▶ _Task goal_
Write out each of the following lines verbatim, preserving every character.

[Spatial layout entries]
------------------------

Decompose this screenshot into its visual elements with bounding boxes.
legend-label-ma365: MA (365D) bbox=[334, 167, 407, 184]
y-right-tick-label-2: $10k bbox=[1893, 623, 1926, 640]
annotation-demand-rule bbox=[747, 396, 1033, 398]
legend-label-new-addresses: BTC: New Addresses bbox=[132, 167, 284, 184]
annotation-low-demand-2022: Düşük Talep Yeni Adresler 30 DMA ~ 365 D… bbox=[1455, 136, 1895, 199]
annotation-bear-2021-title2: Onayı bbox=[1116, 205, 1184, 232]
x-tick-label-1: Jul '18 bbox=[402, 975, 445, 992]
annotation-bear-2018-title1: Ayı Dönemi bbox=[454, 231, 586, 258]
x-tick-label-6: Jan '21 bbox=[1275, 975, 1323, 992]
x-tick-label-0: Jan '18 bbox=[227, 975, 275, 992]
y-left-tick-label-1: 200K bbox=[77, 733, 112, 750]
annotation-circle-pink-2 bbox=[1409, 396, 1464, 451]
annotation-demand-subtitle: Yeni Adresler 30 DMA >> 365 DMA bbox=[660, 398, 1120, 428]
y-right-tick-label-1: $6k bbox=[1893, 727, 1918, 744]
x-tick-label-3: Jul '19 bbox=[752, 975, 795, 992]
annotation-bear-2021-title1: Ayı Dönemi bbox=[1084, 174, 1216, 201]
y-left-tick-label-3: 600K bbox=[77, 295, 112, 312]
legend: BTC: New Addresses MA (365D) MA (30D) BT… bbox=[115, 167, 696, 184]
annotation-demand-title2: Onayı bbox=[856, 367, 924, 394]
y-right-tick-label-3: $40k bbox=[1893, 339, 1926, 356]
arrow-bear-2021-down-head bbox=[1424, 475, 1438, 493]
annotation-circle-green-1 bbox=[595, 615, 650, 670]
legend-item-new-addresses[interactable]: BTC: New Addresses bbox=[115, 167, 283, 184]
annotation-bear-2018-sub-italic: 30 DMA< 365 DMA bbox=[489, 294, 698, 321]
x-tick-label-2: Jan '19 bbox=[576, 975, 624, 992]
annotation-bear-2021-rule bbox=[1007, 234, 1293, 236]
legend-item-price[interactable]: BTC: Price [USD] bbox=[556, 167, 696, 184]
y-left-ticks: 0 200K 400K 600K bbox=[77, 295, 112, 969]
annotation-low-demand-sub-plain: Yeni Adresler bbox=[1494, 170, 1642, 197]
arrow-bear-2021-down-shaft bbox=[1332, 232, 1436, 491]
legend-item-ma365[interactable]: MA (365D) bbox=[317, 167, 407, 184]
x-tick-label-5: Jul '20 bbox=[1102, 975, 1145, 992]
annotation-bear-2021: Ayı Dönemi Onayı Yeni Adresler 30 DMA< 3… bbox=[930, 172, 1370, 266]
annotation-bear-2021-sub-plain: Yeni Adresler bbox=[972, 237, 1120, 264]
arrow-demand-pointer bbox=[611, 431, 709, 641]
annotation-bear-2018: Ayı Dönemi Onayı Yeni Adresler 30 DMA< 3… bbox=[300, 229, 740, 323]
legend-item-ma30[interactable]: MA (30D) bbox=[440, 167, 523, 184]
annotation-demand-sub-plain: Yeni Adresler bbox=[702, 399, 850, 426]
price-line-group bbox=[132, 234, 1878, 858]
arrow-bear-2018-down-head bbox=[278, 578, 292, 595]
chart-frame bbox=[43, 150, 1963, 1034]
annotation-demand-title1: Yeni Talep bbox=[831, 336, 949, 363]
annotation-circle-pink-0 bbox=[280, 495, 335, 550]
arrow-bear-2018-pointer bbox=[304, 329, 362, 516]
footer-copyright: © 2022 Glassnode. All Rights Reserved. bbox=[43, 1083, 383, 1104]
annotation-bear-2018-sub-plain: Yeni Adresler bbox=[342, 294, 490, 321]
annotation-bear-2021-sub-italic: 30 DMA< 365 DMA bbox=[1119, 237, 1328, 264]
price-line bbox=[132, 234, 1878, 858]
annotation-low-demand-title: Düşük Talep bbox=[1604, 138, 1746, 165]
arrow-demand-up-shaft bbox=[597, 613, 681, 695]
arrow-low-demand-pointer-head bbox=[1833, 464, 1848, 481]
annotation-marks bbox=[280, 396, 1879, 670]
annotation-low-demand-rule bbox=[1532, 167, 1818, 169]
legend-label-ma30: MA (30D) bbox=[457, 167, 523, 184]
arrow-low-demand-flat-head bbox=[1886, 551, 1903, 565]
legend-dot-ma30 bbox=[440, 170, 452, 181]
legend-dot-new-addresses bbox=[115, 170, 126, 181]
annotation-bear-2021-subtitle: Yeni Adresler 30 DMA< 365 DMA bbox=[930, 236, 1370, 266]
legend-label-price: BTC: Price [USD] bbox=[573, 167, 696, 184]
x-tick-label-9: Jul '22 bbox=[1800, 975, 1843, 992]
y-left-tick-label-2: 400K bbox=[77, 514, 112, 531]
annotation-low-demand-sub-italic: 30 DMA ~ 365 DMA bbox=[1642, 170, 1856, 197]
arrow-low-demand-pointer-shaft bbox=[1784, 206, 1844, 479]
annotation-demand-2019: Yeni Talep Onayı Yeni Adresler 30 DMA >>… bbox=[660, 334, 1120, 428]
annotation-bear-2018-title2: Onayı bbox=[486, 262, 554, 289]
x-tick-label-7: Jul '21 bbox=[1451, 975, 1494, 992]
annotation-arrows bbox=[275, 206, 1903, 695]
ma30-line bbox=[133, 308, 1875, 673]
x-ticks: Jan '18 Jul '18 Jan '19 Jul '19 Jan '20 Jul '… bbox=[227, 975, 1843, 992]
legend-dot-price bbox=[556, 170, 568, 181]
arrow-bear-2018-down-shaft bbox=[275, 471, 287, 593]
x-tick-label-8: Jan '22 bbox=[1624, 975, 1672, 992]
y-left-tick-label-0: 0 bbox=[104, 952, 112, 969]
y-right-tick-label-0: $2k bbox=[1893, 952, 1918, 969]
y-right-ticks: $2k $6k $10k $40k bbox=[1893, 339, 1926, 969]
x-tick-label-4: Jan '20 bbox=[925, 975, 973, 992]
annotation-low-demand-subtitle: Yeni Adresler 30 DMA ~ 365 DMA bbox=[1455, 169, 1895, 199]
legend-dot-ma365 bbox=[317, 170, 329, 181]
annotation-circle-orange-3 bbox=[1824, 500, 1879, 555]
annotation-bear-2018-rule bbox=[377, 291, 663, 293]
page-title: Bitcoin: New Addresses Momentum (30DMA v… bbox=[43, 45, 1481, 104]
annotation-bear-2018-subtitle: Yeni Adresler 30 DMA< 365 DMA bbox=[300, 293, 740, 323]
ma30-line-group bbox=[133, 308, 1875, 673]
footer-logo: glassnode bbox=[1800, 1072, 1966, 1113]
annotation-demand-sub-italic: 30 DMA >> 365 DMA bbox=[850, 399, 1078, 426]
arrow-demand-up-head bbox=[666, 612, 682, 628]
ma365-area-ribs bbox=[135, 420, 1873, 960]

------------------------

▶ _Answer in full_
Decompose this screenshot into its visual elements with bounding boxes.
legend-label-ma365: MA (365D) bbox=[334, 167, 407, 184]
y-right-tick-label-2: $10k bbox=[1893, 623, 1926, 640]
annotation-demand-rule bbox=[747, 396, 1033, 398]
legend-label-new-addresses: BTC: New Addresses bbox=[132, 167, 284, 184]
annotation-low-demand-2022: Düşük Talep Yeni Adresler 30 DMA ~ 365 D… bbox=[1455, 136, 1895, 199]
annotation-bear-2021-title2: Onayı bbox=[1116, 205, 1184, 232]
x-tick-label-1: Jul '18 bbox=[402, 975, 445, 992]
annotation-bear-2018-title1: Ayı Dönemi bbox=[454, 231, 586, 258]
x-tick-label-6: Jan '21 bbox=[1275, 975, 1323, 992]
x-tick-label-0: Jan '18 bbox=[227, 975, 275, 992]
y-left-tick-label-1: 200K bbox=[77, 733, 112, 750]
annotation-circle-pink-2 bbox=[1409, 396, 1464, 451]
annotation-demand-subtitle: Yeni Adresler 30 DMA >> 365 DMA bbox=[660, 398, 1120, 428]
y-right-tick-label-1: $6k bbox=[1893, 727, 1918, 744]
x-tick-label-3: Jul '19 bbox=[752, 975, 795, 992]
annotation-bear-2021-title1: Ayı Dönemi bbox=[1084, 174, 1216, 201]
y-left-tick-label-3: 600K bbox=[77, 295, 112, 312]
legend: BTC: New Addresses MA (365D) MA (30D) BT… bbox=[115, 167, 696, 184]
annotation-demand-title2: Onayı bbox=[856, 367, 924, 394]
y-right-tick-label-3: $40k bbox=[1893, 339, 1926, 356]
arrow-bear-2021-down-head bbox=[1424, 475, 1438, 493]
annotation-circle-green-1 bbox=[595, 615, 650, 670]
legend-item-new-addresses[interactable]: BTC: New Addresses bbox=[115, 167, 283, 184]
annotation-bear-2018-sub-italic: 30 DMA< 365 DMA bbox=[489, 294, 698, 321]
x-tick-label-2: Jan '19 bbox=[576, 975, 624, 992]
annotation-bear-2021-rule bbox=[1007, 234, 1293, 236]
legend-item-price[interactable]: BTC: Price [USD] bbox=[556, 167, 696, 184]
y-left-ticks: 0 200K 400K 600K bbox=[77, 295, 112, 969]
annotation-low-demand-sub-plain: Yeni Adresler bbox=[1494, 170, 1642, 197]
arrow-bear-2021-down-shaft bbox=[1332, 232, 1436, 491]
legend-item-ma365[interactable]: MA (365D) bbox=[317, 167, 407, 184]
x-tick-label-5: Jul '20 bbox=[1102, 975, 1145, 992]
annotation-bear-2021: Ayı Dönemi Onayı Yeni Adresler 30 DMA< 3… bbox=[930, 172, 1370, 266]
annotation-bear-2021-sub-plain: Yeni Adresler bbox=[972, 237, 1120, 264]
arrow-demand-pointer bbox=[611, 431, 709, 641]
annotation-bear-2018: Ayı Dönemi Onayı Yeni Adresler 30 DMA< 3… bbox=[300, 229, 740, 323]
legend-item-ma30[interactable]: MA (30D) bbox=[440, 167, 523, 184]
annotation-demand-sub-plain: Yeni Adresler bbox=[702, 399, 850, 426]
price-line-group bbox=[132, 234, 1878, 858]
arrow-bear-2018-down-head bbox=[278, 578, 292, 595]
chart-frame bbox=[43, 150, 1963, 1034]
annotation-demand-title1: Yeni Talep bbox=[831, 336, 949, 363]
annotation-circle-pink-0 bbox=[280, 495, 335, 550]
arrow-bear-2018-pointer bbox=[304, 329, 362, 516]
footer-copyright: © 2022 Glassnode. All Rights Reserved. bbox=[43, 1083, 383, 1104]
annotation-bear-2018-sub-plain: Yeni Adresler bbox=[342, 294, 490, 321]
annotation-bear-2021-sub-italic: 30 DMA< 365 DMA bbox=[1119, 237, 1328, 264]
price-line bbox=[132, 234, 1878, 858]
annotation-low-demand-title: Düşük Talep bbox=[1604, 138, 1746, 165]
arrow-demand-up-shaft bbox=[597, 613, 681, 695]
arrow-low-demand-pointer-head bbox=[1833, 464, 1848, 481]
annotation-marks bbox=[280, 396, 1879, 670]
annotation-low-demand-rule bbox=[1532, 167, 1818, 169]
legend-label-ma30: MA (30D) bbox=[457, 167, 523, 184]
arrow-low-demand-flat-head bbox=[1886, 551, 1903, 565]
legend-dot-ma30 bbox=[440, 170, 452, 181]
legend-dot-new-addresses bbox=[115, 170, 126, 181]
annotation-bear-2021-subtitle: Yeni Adresler 30 DMA< 365 DMA bbox=[930, 236, 1370, 266]
legend-label-price: BTC: Price [USD] bbox=[573, 167, 696, 184]
x-tick-label-9: Jul '22 bbox=[1800, 975, 1843, 992]
y-left-tick-label-2: 400K bbox=[77, 514, 112, 531]
annotation-low-demand-sub-italic: 30 DMA ~ 365 DMA bbox=[1642, 170, 1856, 197]
arrow-low-demand-pointer-shaft bbox=[1784, 206, 1844, 479]
annotation-demand-2019: Yeni Talep Onayı Yeni Adresler 30 DMA >>… bbox=[660, 334, 1120, 428]
annotation-bear-2018-title2: Onayı bbox=[486, 262, 554, 289]
x-tick-label-7: Jul '21 bbox=[1451, 975, 1494, 992]
annotation-arrows bbox=[275, 206, 1903, 695]
ma30-line bbox=[133, 308, 1875, 673]
x-ticks: Jan '18 Jul '18 Jan '19 Jul '19 Jan '20 Jul '… bbox=[227, 975, 1843, 992]
legend-dot-price bbox=[556, 170, 568, 181]
arrow-bear-2018-down-shaft bbox=[275, 471, 287, 593]
x-tick-label-8: Jan '22 bbox=[1624, 975, 1672, 992]
y-left-tick-label-0: 0 bbox=[104, 952, 112, 969]
y-right-tick-label-0: $2k bbox=[1893, 952, 1918, 969]
y-right-ticks: $2k $6k $10k $40k bbox=[1893, 339, 1926, 969]
x-tick-label-4: Jan '20 bbox=[925, 975, 973, 992]
annotation-low-demand-subtitle: Yeni Adresler 30 DMA ~ 365 DMA bbox=[1455, 169, 1895, 199]
legend-dot-ma365 bbox=[317, 170, 329, 181]
annotation-circle-orange-3 bbox=[1824, 500, 1879, 555]
annotation-bear-2018-rule bbox=[377, 291, 663, 293]
page-title: Bitcoin: New Addresses Momentum (30DMA v… bbox=[43, 45, 1481, 104]
annotation-bear-2018-subtitle: Yeni Adresler 30 DMA< 365 DMA bbox=[300, 293, 740, 323]
ma30-line-group bbox=[133, 308, 1875, 673]
footer-logo: glassnode bbox=[1800, 1072, 1966, 1113]
annotation-demand-sub-italic: 30 DMA >> 365 DMA bbox=[850, 399, 1078, 426]
arrow-demand-up-head bbox=[666, 612, 682, 628]
ma365-area-ribs bbox=[135, 420, 1873, 960]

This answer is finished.